TASK BRIEF:
Your task is to quote the material that follows, in full and exactly.

○ ○ ○ ○

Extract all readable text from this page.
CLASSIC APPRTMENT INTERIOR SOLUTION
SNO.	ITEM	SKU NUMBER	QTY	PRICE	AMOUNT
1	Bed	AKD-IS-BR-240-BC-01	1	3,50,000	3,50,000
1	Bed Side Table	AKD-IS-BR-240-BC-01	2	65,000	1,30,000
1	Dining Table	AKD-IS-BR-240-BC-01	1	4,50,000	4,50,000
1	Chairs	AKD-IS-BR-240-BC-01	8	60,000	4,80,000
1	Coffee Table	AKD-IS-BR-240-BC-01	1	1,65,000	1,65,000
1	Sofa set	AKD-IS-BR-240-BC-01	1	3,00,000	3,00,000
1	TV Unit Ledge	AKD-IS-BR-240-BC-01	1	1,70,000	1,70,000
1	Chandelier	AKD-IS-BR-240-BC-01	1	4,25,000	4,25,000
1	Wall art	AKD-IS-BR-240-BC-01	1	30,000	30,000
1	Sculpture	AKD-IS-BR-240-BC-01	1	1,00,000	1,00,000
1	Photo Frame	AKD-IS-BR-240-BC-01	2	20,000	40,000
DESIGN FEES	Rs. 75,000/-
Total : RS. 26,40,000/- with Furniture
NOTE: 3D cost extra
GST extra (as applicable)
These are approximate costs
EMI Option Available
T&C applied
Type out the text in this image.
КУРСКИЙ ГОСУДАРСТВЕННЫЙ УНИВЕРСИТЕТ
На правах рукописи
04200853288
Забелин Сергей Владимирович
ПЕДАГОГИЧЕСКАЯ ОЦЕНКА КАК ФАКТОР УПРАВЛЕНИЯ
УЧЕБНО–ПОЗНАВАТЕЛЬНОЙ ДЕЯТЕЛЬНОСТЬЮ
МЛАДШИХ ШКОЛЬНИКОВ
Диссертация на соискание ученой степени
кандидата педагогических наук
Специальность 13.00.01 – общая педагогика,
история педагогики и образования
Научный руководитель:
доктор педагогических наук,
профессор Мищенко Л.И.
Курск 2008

○ ○ ○ ○

EXERCISE RESPONSE:
Extract all readable text from this page.
CLASSIC APPRTMENT INTERIOR SOLUTION
SNO.	ITEM	SKU NUMBER	QTY	PRICE	AMOUNT
1	Bed	AKD-IS-BR-240-BC-01	1	3,50,000	3,50,000
1	Bed Side Table	AKD-IS-BR-240-BC-01	2	65,000	1,30,000
1	Dining Table	AKD-IS-BR-240-BC-01	1	4,50,000	4,50,000
1	Chairs	AKD-IS-BR-240-BC-01	8	60,000	4,80,000
1	Coffee Table	AKD-IS-BR-240-BC-01	1	1,65,000	1,65,000
1	Sofa set	AKD-IS-BR-240-BC-01	1	3,00,000	3,00,000
1	TV Unit Ledge	AKD-IS-BR-240-BC-01	1	1,70,000	1,70,000
1	Chandelier	AKD-IS-BR-240-BC-01	1	4,25,000	4,25,000
1	Wall art	AKD-IS-BR-240-BC-01	1	30,000	30,000
1	Sculpture	AKD-IS-BR-240-BC-01	1	1,00,000	1,00,000
1	Photo Frame	AKD-IS-BR-240-BC-01	2	20,000	40,000
DESIGN FEES	Rs. 75,000/-
Total : RS. 26,40,000/- with Furniture
NOTE: 3D cost extra
GST extra (as applicable)
These are approximate costs
EMI Option Available
T&C applied
Type out the text in this image.
КУРСКИЙ ГОСУДАРСТВЕННЫЙ УНИВЕРСИТЕТ
На правах рукописи
04200853288
Забелин Сергей Владимирович
ПЕДАГОГИЧЕСКАЯ ОЦЕНКА КАК ФАКТОР УПРАВЛЕНИЯ
УЧЕБНО–ПОЗНАВАТЕЛЬНОЙ ДЕЯТЕЛЬНОСТЬЮ
МЛАДШИХ ШКОЛЬНИКОВ
Диссертация на соискание ученой степени
кандидата педагогических наук
Специальность 13.00.01 – общая педагогика,
история педагогики и образования
Научный руководитель:
доктор педагогических наук,
профессор Мищенко Л.И.
Курск 2008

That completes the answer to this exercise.